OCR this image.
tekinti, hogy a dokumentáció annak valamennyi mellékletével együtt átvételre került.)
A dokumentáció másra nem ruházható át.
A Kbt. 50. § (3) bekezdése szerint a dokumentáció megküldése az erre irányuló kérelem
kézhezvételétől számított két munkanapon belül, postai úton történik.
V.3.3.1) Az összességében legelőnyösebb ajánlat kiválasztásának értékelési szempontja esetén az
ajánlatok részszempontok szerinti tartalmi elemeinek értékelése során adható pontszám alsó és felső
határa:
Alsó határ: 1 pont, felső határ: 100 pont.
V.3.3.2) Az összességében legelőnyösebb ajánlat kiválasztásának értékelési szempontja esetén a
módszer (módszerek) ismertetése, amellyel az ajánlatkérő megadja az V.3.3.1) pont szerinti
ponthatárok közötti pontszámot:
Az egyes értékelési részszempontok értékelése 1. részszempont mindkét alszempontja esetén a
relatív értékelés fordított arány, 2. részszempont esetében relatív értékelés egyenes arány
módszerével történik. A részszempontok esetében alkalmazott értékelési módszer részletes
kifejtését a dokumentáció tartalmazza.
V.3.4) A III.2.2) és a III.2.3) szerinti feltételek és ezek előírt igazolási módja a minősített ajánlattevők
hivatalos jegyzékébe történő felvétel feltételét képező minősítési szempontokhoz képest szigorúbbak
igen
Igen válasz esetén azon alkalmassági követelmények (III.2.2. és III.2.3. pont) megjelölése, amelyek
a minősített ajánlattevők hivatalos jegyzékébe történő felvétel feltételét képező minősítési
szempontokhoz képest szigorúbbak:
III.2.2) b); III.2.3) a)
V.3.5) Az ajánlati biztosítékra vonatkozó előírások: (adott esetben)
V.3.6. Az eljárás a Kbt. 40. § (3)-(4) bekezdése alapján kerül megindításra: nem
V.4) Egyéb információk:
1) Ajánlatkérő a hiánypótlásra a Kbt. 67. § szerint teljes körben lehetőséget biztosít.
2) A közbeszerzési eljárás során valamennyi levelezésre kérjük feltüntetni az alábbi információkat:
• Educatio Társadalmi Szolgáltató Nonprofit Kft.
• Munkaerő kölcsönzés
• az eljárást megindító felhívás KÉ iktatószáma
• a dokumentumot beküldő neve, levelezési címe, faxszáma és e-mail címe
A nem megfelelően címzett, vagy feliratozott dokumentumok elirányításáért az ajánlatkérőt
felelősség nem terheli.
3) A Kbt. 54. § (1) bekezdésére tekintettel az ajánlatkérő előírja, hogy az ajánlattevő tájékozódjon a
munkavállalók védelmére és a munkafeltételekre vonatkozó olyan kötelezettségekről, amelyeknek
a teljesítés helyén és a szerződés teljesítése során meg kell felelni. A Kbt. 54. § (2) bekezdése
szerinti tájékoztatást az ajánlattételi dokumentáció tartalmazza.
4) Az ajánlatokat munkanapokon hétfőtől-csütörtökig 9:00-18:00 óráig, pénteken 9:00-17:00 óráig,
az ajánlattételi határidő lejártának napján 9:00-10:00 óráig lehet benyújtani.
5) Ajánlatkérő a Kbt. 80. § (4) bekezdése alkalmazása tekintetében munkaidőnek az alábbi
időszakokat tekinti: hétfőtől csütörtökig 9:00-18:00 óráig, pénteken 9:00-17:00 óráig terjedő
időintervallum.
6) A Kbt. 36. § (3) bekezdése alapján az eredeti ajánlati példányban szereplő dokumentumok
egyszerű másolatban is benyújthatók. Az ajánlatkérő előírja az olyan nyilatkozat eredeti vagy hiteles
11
◇ ◇ ◇ ◇
Write out every record, exactly as written.

OCR this image.
tekinti, hogy a dokumentáció annak valamennyi mellékletével együtt átvételre került.)
A dokumentáció másra nem ruházható át.
A Kbt. 50. § (3) bekezdése szerint a dokumentáció megküldése az erre irányuló kérelem
kézhezvételétől számított két munkanapon belül, postai úton történik.
V.3.3.1) Az összességében legelőnyösebb ajánlat kiválasztásának értékelési szempontja esetén az
ajánlatok részszempontok szerinti tartalmi elemeinek értékelése során adható pontszám alsó és felső
határa:
Alsó határ: 1 pont, felső határ: 100 pont.
V.3.3.2) Az összességében legelőnyösebb ajánlat kiválasztásának értékelési szempontja esetén a
módszer (módszerek) ismertetése, amellyel az ajánlatkérő megadja az V.3.3.1) pont szerinti
ponthatárok közötti pontszámot:
Az egyes értékelési részszempontok értékelése 1. részszempont mindkét alszempontja esetén a
relatív értékelés fordított arány, 2. részszempont esetében relatív értékelés egyenes arány
módszerével történik. A részszempontok esetében alkalmazott értékelési módszer részletes
kifejtését a dokumentáció tartalmazza.
V.3.4) A III.2.2) és a III.2.3) szerinti feltételek és ezek előírt igazolási módja a minősített ajánlattevők
hivatalos jegyzékébe történő felvétel feltételét képező minősítési szempontokhoz képest szigorúbbak
igen
Igen válasz esetén azon alkalmassági követelmények (III.2.2. és III.2.3. pont) megjelölése, amelyek
a minősített ajánlattevők hivatalos jegyzékébe történő felvétel feltételét képező minősítési
szempontokhoz képest szigorúbbak:
III.2.2) b); III.2.3) a)
V.3.5) Az ajánlati biztosítékra vonatkozó előírások: (adott esetben)
V.3.6. Az eljárás a Kbt. 40. § (3)-(4) bekezdése alapján kerül megindításra: nem
V.4) Egyéb információk:
1) Ajánlatkérő a hiánypótlásra a Kbt. 67. § szerint teljes körben lehetőséget biztosít.
2) A közbeszerzési eljárás során valamennyi levelezésre kérjük feltüntetni az alábbi információkat:
• Educatio Társadalmi Szolgáltató Nonprofit Kft.
• Munkaerő kölcsönzés
• az eljárást megindító felhívás KÉ iktatószáma
• a dokumentumot beküldő neve, levelezési címe, faxszáma és e-mail címe
A nem megfelelően címzett, vagy feliratozott dokumentumok elirányításáért az ajánlatkérőt
felelősség nem terheli.
3) A Kbt. 54. § (1) bekezdésére tekintettel az ajánlatkérő előírja, hogy az ajánlattevő tájékozódjon a
munkavállalók védelmére és a munkafeltételekre vonatkozó olyan kötelezettségekről, amelyeknek
a teljesítés helyén és a szerződés teljesítése során meg kell felelni. A Kbt. 54. § (2) bekezdése
szerinti tájékoztatást az ajánlattételi dokumentáció tartalmazza.
4) Az ajánlatokat munkanapokon hétfőtől-csütörtökig 9:00-18:00 óráig, pénteken 9:00-17:00 óráig,
az ajánlattételi határidő lejártának napján 9:00-10:00 óráig lehet benyújtani.
5) Ajánlatkérő a Kbt. 80. § (4) bekezdése alkalmazása tekintetében munkaidőnek az alábbi
időszakokat tekinti: hétfőtől csütörtökig 9:00-18:00 óráig, pénteken 9:00-17:00 óráig terjedő
időintervallum.
6) A Kbt. 36. § (3) bekezdése alapján az eredeti ajánlati példányban szereplő dokumentumok
egyszerű másolatban is benyújthatók. Az ajánlatkérő előírja az olyan nyilatkozat eredeti vagy hiteles
11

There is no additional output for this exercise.